REQUEST: Restate the data word for word and leave the images out.

DATASET EXCERPTS:
## Begin

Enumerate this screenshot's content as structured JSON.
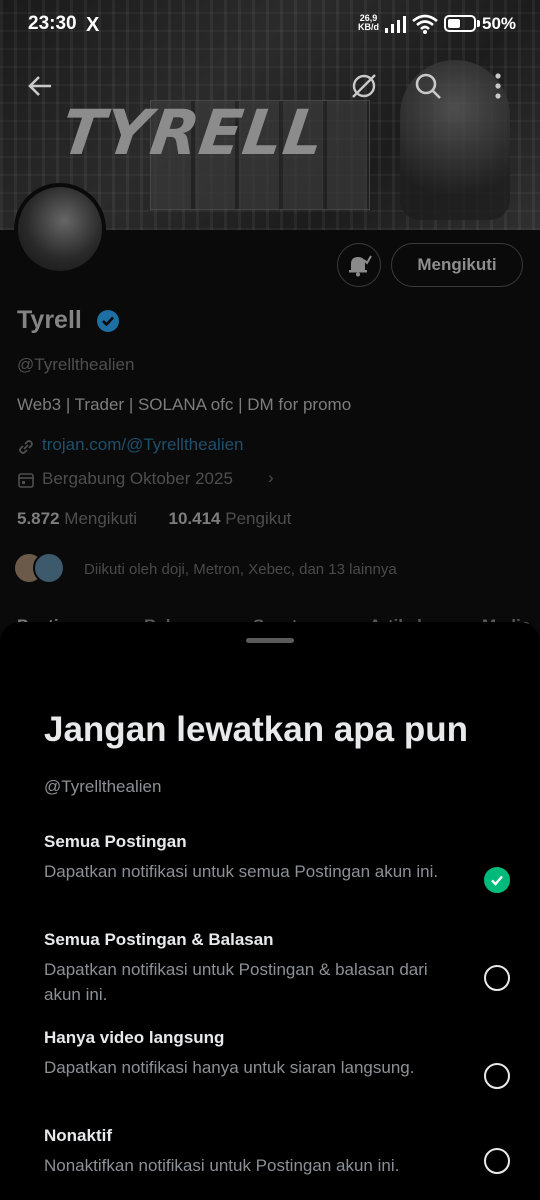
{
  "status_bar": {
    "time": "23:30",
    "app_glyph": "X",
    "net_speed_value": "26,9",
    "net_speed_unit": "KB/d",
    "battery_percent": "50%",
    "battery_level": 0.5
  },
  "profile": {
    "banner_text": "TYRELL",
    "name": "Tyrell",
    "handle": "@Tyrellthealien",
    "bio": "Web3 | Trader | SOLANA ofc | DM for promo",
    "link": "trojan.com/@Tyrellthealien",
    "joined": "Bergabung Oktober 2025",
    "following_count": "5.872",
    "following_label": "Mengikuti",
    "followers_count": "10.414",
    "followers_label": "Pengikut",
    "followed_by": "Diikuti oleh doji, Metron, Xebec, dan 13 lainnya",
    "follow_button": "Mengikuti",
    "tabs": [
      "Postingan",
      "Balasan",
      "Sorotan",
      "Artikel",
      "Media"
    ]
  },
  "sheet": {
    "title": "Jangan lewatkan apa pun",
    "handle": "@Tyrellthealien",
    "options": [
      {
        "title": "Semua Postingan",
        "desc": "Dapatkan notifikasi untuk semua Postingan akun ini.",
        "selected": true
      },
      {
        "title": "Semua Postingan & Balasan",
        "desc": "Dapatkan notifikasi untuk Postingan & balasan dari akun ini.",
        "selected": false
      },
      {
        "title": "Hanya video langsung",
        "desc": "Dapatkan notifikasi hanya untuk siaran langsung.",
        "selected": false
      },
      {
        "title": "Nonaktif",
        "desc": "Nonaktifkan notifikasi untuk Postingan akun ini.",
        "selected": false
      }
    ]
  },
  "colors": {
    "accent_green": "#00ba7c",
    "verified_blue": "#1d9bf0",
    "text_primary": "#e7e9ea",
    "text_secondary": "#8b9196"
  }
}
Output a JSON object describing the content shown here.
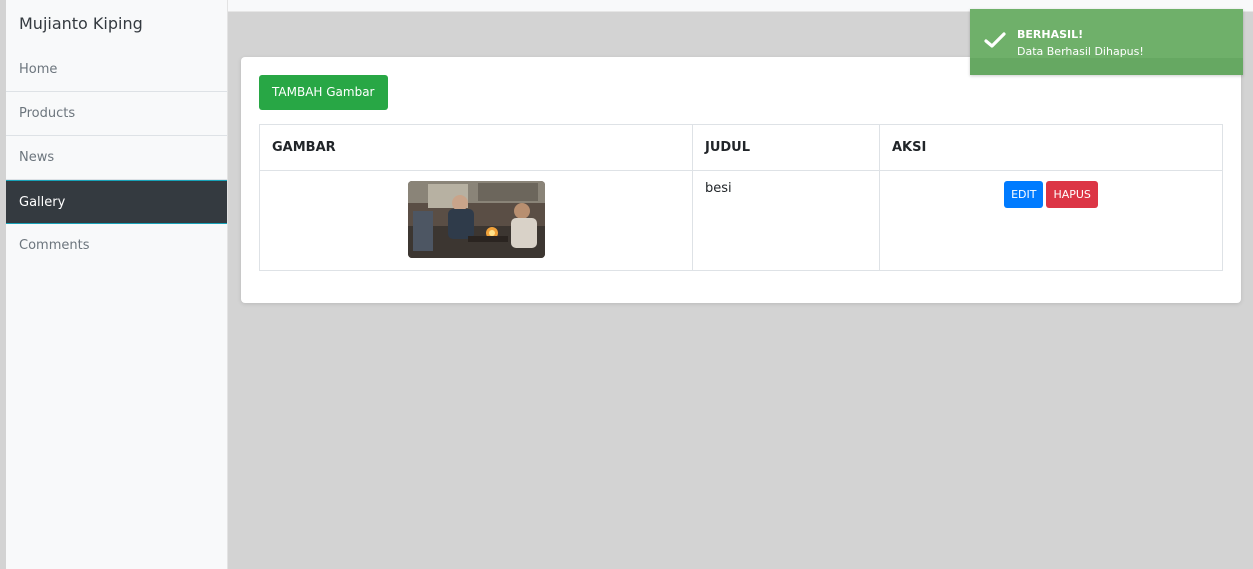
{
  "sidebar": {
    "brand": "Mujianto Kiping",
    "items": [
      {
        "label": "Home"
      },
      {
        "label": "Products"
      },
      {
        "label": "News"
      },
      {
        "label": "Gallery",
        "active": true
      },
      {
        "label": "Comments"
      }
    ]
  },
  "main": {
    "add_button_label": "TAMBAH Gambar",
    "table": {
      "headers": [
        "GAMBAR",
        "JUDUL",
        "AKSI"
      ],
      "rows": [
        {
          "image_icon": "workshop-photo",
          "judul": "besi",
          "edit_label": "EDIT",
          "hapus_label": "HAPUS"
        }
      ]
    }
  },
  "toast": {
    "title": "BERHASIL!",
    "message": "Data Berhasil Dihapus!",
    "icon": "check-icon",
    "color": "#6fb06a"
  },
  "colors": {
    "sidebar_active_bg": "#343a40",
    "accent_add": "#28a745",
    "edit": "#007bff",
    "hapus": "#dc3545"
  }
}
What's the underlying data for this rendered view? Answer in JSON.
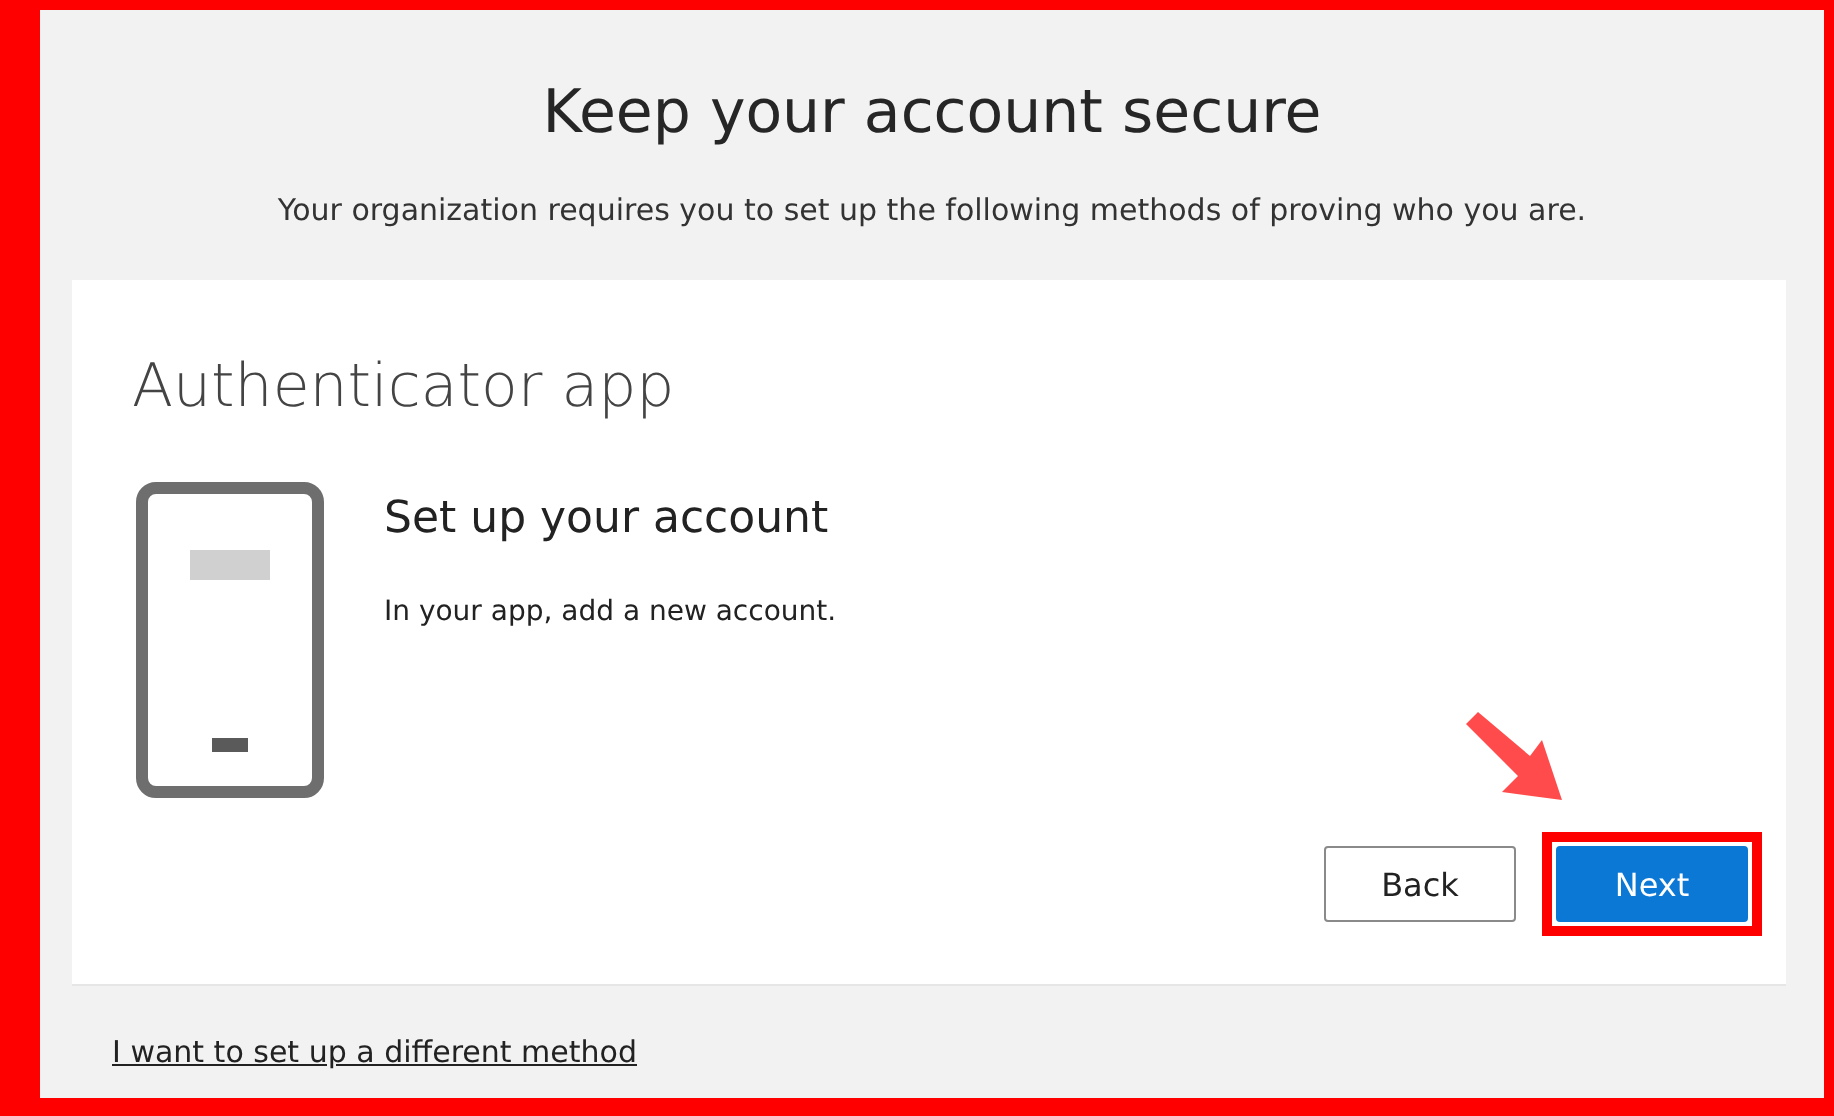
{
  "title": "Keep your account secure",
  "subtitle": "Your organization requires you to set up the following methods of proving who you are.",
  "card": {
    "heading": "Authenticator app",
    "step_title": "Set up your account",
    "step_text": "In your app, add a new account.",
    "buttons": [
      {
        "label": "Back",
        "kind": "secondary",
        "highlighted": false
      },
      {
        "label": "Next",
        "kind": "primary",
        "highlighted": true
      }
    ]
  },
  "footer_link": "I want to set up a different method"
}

## End

TASK OUTPUT:
Enumerate this screenshot's content as structured JSON.
{
  "status_bar": {
    "time": "23:30",
    "app_glyph": "X",
    "net_speed_value": "26,9",
    "net_speed_unit": "KB/d",
    "battery_percent": "50%",
    "battery_level": 0.5
  },
  "profile": {
    "banner_text": "TYRELL",
    "name": "Tyrell",
    "handle": "@Tyrellthealien",
    "bio": "Web3 | Trader | SOLANA ofc | DM for promo",
    "link": "trojan.com/@Tyrellthealien",
    "joined": "Bergabung Oktober 2025",
    "following_count": "5.872",
    "following_label": "Mengikuti",
    "followers_count": "10.414",
    "followers_label": "Pengikut",
    "followed_by": "Diikuti oleh doji, Metron, Xebec, dan 13 lainnya",
    "follow_button": "Mengikuti",
    "tabs": [
      "Postingan",
      "Balasan",
      "Sorotan",
      "Artikel",
      "Media"
    ]
  },
  "sheet": {
    "title": "Jangan lewatkan apa pun",
    "handle": "@Tyrellthealien",
    "options": [
      {
        "title": "Semua Postingan",
        "desc": "Dapatkan notifikasi untuk semua Postingan akun ini.",
        "selected": true
      },
      {
        "title": "Semua Postingan & Balasan",
        "desc": "Dapatkan notifikasi untuk Postingan & balasan dari akun ini.",
        "selected": false
      },
      {
        "title": "Hanya video langsung",
        "desc": "Dapatkan notifikasi hanya untuk siaran langsung.",
        "selected": false
      },
      {
        "title": "Nonaktif",
        "desc": "Nonaktifkan notifikasi untuk Postingan akun ini.",
        "selected": false
      }
    ]
  },
  "colors": {
    "accent_green": "#00ba7c",
    "verified_blue": "#1d9bf0",
    "text_primary": "#e7e9ea",
    "text_secondary": "#8b9196"
  }
}
Output a JSON object describing the content shown here.
{
  "sidebar": {
    "brand": "Mujianto Kiping",
    "items": [
      {
        "label": "Home"
      },
      {
        "label": "Products"
      },
      {
        "label": "News"
      },
      {
        "label": "Gallery",
        "active": true
      },
      {
        "label": "Comments"
      }
    ]
  },
  "main": {
    "add_button_label": "TAMBAH Gambar",
    "table": {
      "headers": [
        "GAMBAR",
        "JUDUL",
        "AKSI"
      ],
      "rows": [
        {
          "image_icon": "workshop-photo",
          "judul": "besi",
          "edit_label": "EDIT",
          "hapus_label": "HAPUS"
        }
      ]
    }
  },
  "toast": {
    "title": "BERHASIL!",
    "message": "Data Berhasil Dihapus!",
    "icon": "check-icon",
    "color": "#6fb06a"
  },
  "colors": {
    "sidebar_active_bg": "#343a40",
    "accent_add": "#28a745",
    "edit": "#007bff",
    "hapus": "#dc3545"
  }
}
What's the underlying data for this rendered view? Answer in JSON.
{
  "title": "Keep your account secure",
  "subtitle": "Your organization requires you to set up the following methods of proving who you are.",
  "card": {
    "heading": "Authenticator app",
    "step_title": "Set up your account",
    "step_text": "In your app, add a new account.",
    "buttons": [
      {
        "label": "Back",
        "kind": "secondary",
        "highlighted": false
      },
      {
        "label": "Next",
        "kind": "primary",
        "highlighted": true
      }
    ]
  },
  "footer_link": "I want to set up a different method"
}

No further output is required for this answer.